▼

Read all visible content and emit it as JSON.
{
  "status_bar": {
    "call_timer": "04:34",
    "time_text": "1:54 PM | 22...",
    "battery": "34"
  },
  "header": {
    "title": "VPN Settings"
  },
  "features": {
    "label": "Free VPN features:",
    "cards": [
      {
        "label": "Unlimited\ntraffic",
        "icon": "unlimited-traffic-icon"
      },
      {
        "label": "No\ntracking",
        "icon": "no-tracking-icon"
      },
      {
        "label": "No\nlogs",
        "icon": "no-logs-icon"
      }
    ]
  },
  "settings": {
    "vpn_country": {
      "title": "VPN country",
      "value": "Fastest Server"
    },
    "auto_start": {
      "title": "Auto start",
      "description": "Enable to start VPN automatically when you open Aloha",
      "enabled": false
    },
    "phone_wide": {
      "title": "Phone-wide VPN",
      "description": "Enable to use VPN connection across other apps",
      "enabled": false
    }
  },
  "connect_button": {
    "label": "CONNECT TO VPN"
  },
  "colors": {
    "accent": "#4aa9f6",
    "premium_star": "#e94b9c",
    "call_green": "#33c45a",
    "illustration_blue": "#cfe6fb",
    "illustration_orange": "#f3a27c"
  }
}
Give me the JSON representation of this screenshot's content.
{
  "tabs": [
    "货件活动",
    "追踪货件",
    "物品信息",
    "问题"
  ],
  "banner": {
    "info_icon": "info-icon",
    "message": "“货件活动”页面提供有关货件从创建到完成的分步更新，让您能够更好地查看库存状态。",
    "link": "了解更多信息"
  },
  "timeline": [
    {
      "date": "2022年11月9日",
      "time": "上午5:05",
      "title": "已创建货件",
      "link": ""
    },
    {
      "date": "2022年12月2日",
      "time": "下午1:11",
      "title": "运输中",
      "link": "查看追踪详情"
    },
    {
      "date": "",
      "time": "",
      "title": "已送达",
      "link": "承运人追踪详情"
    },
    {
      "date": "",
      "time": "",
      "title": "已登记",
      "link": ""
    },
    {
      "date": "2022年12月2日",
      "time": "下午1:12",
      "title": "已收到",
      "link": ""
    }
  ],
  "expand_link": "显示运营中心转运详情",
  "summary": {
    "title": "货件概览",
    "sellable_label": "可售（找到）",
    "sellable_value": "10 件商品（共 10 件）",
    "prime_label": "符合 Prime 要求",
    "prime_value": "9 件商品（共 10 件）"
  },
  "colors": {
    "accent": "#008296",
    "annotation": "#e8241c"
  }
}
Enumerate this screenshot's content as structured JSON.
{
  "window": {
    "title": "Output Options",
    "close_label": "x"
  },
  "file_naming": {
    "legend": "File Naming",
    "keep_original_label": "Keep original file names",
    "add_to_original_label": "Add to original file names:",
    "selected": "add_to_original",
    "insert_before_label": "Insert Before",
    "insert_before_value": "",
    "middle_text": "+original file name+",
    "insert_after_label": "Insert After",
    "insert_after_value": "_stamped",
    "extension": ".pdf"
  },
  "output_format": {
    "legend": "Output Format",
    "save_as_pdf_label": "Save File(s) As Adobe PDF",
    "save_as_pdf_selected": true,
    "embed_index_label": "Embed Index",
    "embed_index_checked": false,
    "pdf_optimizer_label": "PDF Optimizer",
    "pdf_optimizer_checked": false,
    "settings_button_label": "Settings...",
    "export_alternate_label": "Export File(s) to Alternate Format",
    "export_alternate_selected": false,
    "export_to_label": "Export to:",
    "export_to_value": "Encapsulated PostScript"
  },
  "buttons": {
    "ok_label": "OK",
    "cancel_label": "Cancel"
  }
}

▲

*What this task involves*: Reproduce the data, keeping every line exactly the same.

*Reply*:
Read all visible content and emit it as JSON.
{
  "status_bar": {
    "call_timer": "04:34",
    "time_text": "1:54 PM | 22...",
    "battery": "34"
  },
  "header": {
    "title": "VPN Settings"
  },
  "features": {
    "label": "Free VPN features:",
    "cards": [
      {
        "label": "Unlimited\ntraffic",
        "icon": "unlimited-traffic-icon"
      },
      {
        "label": "No\ntracking",
        "icon": "no-tracking-icon"
      },
      {
        "label": "No\nlogs",
        "icon": "no-logs-icon"
      }
    ]
  },
  "settings": {
    "vpn_country": {
      "title": "VPN country",
      "value": "Fastest Server"
    },
    "auto_start": {
      "title": "Auto start",
      "description": "Enable to start VPN automatically when you open Aloha",
      "enabled": false
    },
    "phone_wide": {
      "title": "Phone-wide VPN",
      "description": "Enable to use VPN connection across other apps",
      "enabled": false
    }
  },
  "connect_button": {
    "label": "CONNECT TO VPN"
  },
  "colors": {
    "accent": "#4aa9f6",
    "premium_star": "#e94b9c",
    "call_green": "#33c45a",
    "illustration_blue": "#cfe6fb",
    "illustration_orange": "#f3a27c"
  }
}
Give me the JSON representation of this screenshot's content.
{
  "tabs": [
    "货件活动",
    "追踪货件",
    "物品信息",
    "问题"
  ],
  "banner": {
    "info_icon": "info-icon",
    "message": "“货件活动”页面提供有关货件从创建到完成的分步更新，让您能够更好地查看库存状态。",
    "link": "了解更多信息"
  },
  "timeline": [
    {
      "date": "2022年11月9日",
      "time": "上午5:05",
      "title": "已创建货件",
      "link": ""
    },
    {
      "date": "2022年12月2日",
      "time": "下午1:11",
      "title": "运输中",
      "link": "查看追踪详情"
    },
    {
      "date": "",
      "time": "",
      "title": "已送达",
      "link": "承运人追踪详情"
    },
    {
      "date": "",
      "time": "",
      "title": "已登记",
      "link": ""
    },
    {
      "date": "2022年12月2日",
      "time": "下午1:12",
      "title": "已收到",
      "link": ""
    }
  ],
  "expand_link": "显示运营中心转运详情",
  "summary": {
    "title": "货件概览",
    "sellable_label": "可售（找到）",
    "sellable_value": "10 件商品（共 10 件）",
    "prime_label": "符合 Prime 要求",
    "prime_value": "9 件商品（共 10 件）"
  },
  "colors": {
    "accent": "#008296",
    "annotation": "#e8241c"
  }
}
Enumerate this screenshot's content as structured JSON.
{
  "window": {
    "title": "Output Options",
    "close_label": "x"
  },
  "file_naming": {
    "legend": "File Naming",
    "keep_original_label": "Keep original file names",
    "add_to_original_label": "Add to original file names:",
    "selected": "add_to_original",
    "insert_before_label": "Insert Before",
    "insert_before_value": "",
    "middle_text": "+original file name+",
    "insert_after_label": "Insert After",
    "insert_after_value": "_stamped",
    "extension": ".pdf"
  },
  "output_format": {
    "legend": "Output Format",
    "save_as_pdf_label": "Save File(s) As Adobe PDF",
    "save_as_pdf_selected": true,
    "embed_index_label": "Embed Index",
    "embed_index_checked": false,
    "pdf_optimizer_label": "PDF Optimizer",
    "pdf_optimizer_checked": false,
    "settings_button_label": "Settings...",
    "export_alternate_label": "Export File(s) to Alternate Format",
    "export_alternate_selected": false,
    "export_to_label": "Export to:",
    "export_to_value": "Encapsulated PostScript"
  },
  "buttons": {
    "ok_label": "OK",
    "cancel_label": "Cancel"
  }
}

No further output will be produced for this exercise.